- **The exercise**: Find the lines below that contain the word "JSON" and count them. Only the number should be given.
───── Recorded data ─────
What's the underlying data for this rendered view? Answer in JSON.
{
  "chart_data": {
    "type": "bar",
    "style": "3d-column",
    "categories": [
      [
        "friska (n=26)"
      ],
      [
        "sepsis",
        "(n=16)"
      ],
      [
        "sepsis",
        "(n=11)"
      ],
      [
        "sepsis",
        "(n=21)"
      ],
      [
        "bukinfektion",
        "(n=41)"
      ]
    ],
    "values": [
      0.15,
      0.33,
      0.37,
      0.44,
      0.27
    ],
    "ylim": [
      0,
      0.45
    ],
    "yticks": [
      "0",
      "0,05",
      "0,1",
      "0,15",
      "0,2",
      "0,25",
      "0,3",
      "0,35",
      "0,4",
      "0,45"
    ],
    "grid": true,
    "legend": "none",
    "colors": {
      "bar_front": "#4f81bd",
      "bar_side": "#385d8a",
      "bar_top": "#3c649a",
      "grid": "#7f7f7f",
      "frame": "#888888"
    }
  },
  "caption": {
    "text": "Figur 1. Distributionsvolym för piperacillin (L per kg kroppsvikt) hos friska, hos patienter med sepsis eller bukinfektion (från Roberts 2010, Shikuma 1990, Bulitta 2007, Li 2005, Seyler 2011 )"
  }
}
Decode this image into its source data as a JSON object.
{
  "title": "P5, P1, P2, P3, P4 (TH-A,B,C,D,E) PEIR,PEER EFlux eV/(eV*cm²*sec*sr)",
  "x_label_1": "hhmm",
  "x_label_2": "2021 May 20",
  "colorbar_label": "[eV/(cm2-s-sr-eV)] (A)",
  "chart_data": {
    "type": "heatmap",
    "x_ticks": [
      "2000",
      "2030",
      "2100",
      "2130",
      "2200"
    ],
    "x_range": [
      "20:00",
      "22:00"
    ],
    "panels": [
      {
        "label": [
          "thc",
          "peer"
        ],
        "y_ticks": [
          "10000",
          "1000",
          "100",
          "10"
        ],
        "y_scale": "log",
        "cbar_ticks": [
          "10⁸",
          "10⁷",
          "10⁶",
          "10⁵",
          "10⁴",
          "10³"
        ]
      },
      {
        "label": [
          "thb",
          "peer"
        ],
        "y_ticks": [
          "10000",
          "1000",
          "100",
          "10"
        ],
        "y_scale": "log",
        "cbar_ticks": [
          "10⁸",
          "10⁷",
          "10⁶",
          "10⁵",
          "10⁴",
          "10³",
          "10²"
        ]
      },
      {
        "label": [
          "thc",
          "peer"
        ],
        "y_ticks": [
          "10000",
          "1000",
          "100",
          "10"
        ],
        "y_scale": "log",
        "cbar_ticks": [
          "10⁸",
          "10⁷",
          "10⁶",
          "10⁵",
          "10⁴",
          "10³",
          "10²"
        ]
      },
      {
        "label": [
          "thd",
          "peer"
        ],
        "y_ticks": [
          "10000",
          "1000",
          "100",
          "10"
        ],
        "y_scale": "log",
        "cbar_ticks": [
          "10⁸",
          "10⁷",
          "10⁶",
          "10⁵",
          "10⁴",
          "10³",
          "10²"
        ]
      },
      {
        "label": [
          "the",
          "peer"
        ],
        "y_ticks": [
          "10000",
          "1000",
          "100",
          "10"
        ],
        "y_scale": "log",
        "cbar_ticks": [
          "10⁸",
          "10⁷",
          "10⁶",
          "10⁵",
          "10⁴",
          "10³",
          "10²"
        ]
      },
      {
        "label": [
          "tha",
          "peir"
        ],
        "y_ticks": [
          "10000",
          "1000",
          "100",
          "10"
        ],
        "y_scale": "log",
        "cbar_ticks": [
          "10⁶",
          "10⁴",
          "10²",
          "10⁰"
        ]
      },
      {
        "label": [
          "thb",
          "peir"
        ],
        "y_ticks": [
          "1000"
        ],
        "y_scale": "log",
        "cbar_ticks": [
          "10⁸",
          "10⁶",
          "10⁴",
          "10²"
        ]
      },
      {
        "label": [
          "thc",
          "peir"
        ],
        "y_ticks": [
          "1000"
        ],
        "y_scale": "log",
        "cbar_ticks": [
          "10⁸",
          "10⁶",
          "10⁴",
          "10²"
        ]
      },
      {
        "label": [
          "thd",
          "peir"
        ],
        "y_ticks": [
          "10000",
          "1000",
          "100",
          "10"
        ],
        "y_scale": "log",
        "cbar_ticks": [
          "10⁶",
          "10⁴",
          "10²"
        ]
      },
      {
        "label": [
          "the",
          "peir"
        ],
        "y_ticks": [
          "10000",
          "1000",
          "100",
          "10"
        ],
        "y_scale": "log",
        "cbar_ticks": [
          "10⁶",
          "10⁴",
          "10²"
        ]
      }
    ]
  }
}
─────
- **Exercise result**: 2